(Request)
Your task is to repeat the lines below exactly, excluding any pictures they contain.

Data excerpts:

◆ ◆ ◆ ◆ ◆ ◆ ◆

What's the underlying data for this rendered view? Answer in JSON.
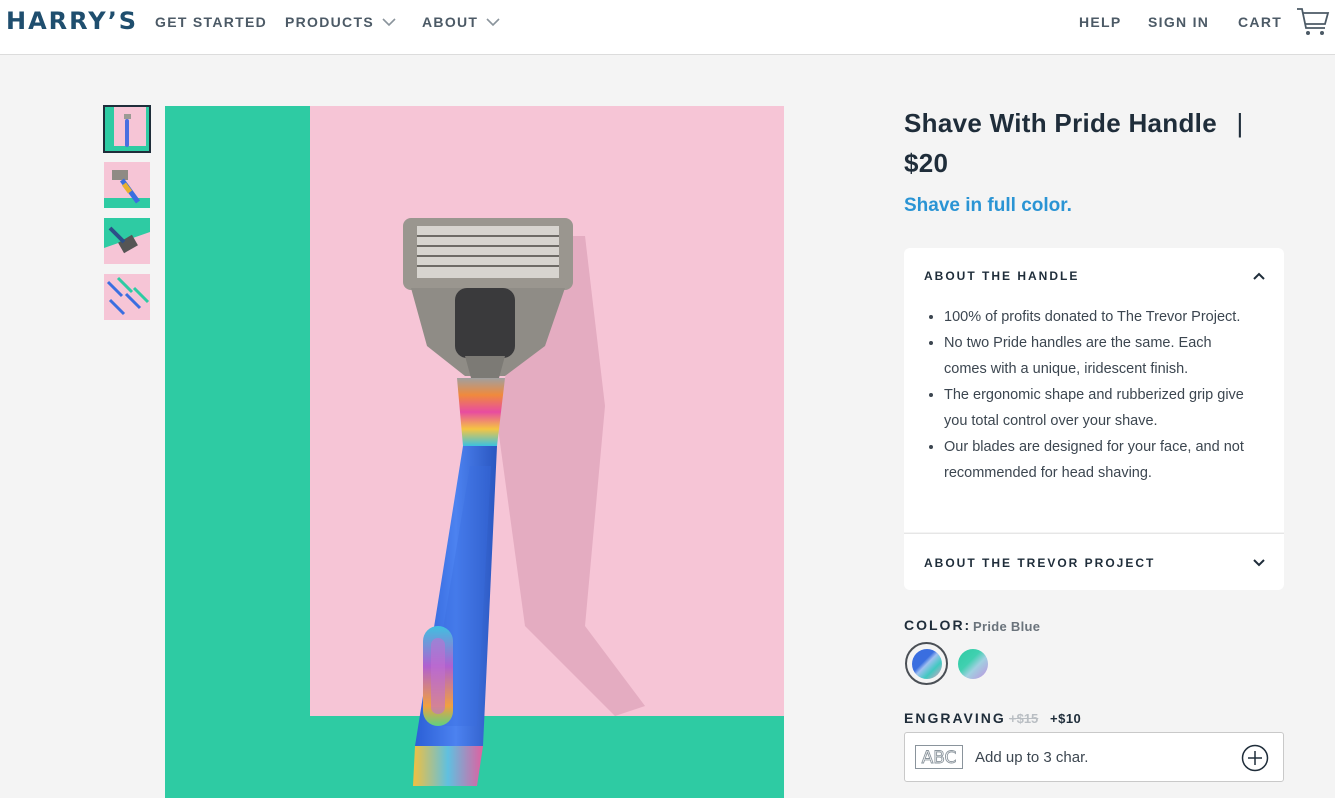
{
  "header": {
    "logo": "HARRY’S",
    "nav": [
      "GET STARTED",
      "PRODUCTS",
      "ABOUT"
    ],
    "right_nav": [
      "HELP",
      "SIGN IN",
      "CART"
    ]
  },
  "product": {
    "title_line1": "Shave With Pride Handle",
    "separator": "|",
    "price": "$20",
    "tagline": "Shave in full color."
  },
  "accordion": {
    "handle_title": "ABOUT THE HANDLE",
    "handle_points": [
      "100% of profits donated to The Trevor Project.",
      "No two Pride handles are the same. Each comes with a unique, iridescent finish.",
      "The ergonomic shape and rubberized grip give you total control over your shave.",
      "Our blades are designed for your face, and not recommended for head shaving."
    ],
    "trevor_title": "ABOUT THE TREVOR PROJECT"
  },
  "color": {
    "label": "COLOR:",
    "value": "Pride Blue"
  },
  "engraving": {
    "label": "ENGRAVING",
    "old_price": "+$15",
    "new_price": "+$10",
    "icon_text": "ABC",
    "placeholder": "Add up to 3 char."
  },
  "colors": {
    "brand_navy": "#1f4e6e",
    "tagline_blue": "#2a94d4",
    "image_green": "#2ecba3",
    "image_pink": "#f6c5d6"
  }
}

◆ ◆ ◆ ◆ ◆ ◆ ◆

(Exercise answer)
What's the underlying data for this rendered view? Answer in JSON.
{
  "header": {
    "logo": "HARRY’S",
    "nav": [
      "GET STARTED",
      "PRODUCTS",
      "ABOUT"
    ],
    "right_nav": [
      "HELP",
      "SIGN IN",
      "CART"
    ]
  },
  "product": {
    "title_line1": "Shave With Pride Handle",
    "separator": "|",
    "price": "$20",
    "tagline": "Shave in full color."
  },
  "accordion": {
    "handle_title": "ABOUT THE HANDLE",
    "handle_points": [
      "100% of profits donated to The Trevor Project.",
      "No two Pride handles are the same. Each comes with a unique, iridescent finish.",
      "The ergonomic shape and rubberized grip give you total control over your shave.",
      "Our blades are designed for your face, and not recommended for head shaving."
    ],
    "trevor_title": "ABOUT THE TREVOR PROJECT"
  },
  "color": {
    "label": "COLOR:",
    "value": "Pride Blue"
  },
  "engraving": {
    "label": "ENGRAVING",
    "old_price": "+$15",
    "new_price": "+$10",
    "icon_text": "ABC",
    "placeholder": "Add up to 3 char."
  },
  "colors": {
    "brand_navy": "#1f4e6e",
    "tagline_blue": "#2a94d4",
    "image_green": "#2ecba3",
    "image_pink": "#f6c5d6"
  }
}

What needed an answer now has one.